Stated goal: Set down the whole listing verbatim.

Listed entries:
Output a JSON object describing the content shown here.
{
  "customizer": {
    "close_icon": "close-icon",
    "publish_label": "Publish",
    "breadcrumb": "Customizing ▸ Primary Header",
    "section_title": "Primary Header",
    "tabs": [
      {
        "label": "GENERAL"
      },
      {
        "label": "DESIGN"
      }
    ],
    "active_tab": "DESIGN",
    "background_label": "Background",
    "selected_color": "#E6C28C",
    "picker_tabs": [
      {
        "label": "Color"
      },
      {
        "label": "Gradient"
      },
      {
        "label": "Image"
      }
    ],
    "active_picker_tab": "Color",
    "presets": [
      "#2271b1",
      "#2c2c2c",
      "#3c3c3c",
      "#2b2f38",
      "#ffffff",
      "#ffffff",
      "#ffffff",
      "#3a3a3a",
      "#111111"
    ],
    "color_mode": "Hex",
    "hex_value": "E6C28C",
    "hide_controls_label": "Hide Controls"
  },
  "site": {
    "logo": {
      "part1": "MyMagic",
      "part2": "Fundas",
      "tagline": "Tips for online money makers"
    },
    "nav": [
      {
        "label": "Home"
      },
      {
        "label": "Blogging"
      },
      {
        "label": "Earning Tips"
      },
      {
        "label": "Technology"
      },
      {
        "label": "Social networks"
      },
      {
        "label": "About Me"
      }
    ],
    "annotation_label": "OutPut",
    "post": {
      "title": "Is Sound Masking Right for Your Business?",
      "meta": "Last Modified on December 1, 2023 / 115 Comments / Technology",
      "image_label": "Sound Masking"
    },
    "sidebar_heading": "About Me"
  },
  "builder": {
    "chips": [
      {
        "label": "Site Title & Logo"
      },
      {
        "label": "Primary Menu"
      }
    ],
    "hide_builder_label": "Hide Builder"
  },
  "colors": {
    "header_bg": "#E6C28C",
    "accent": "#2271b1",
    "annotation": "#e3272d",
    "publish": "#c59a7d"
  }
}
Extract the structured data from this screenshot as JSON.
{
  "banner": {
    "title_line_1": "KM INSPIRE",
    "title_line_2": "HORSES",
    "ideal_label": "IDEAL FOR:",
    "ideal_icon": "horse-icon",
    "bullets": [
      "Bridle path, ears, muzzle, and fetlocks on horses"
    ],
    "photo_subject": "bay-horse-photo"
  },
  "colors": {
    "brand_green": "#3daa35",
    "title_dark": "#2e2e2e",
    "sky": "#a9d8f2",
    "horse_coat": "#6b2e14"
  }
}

Task solution:
Output a JSON object describing the content shown here.
{
  "customizer": {
    "close_icon": "close-icon",
    "publish_label": "Publish",
    "breadcrumb": "Customizing ▸ Primary Header",
    "section_title": "Primary Header",
    "tabs": [
      {
        "label": "GENERAL"
      },
      {
        "label": "DESIGN"
      }
    ],
    "active_tab": "DESIGN",
    "background_label": "Background",
    "selected_color": "#E6C28C",
    "picker_tabs": [
      {
        "label": "Color"
      },
      {
        "label": "Gradient"
      },
      {
        "label": "Image"
      }
    ],
    "active_picker_tab": "Color",
    "presets": [
      "#2271b1",
      "#2c2c2c",
      "#3c3c3c",
      "#2b2f38",
      "#ffffff",
      "#ffffff",
      "#ffffff",
      "#3a3a3a",
      "#111111"
    ],
    "color_mode": "Hex",
    "hex_value": "E6C28C",
    "hide_controls_label": "Hide Controls"
  },
  "site": {
    "logo": {
      "part1": "MyMagic",
      "part2": "Fundas",
      "tagline": "Tips for online money makers"
    },
    "nav": [
      {
        "label": "Home"
      },
      {
        "label": "Blogging"
      },
      {
        "label": "Earning Tips"
      },
      {
        "label": "Technology"
      },
      {
        "label": "Social networks"
      },
      {
        "label": "About Me"
      }
    ],
    "annotation_label": "OutPut",
    "post": {
      "title": "Is Sound Masking Right for Your Business?",
      "meta": "Last Modified on December 1, 2023 / 115 Comments / Technology",
      "image_label": "Sound Masking"
    },
    "sidebar_heading": "About Me"
  },
  "builder": {
    "chips": [
      {
        "label": "Site Title & Logo"
      },
      {
        "label": "Primary Menu"
      }
    ],
    "hide_builder_label": "Hide Builder"
  },
  "colors": {
    "header_bg": "#E6C28C",
    "accent": "#2271b1",
    "annotation": "#e3272d",
    "publish": "#c59a7d"
  }
}
Extract the structured data from this screenshot as JSON.
{
  "banner": {
    "title_line_1": "KM INSPIRE",
    "title_line_2": "HORSES",
    "ideal_label": "IDEAL FOR:",
    "ideal_icon": "horse-icon",
    "bullets": [
      "Bridle path, ears, muzzle, and fetlocks on horses"
    ],
    "photo_subject": "bay-horse-photo"
  },
  "colors": {
    "brand_green": "#3daa35",
    "title_dark": "#2e2e2e",
    "sky": "#a9d8f2",
    "horse_coat": "#6b2e14"
  }
}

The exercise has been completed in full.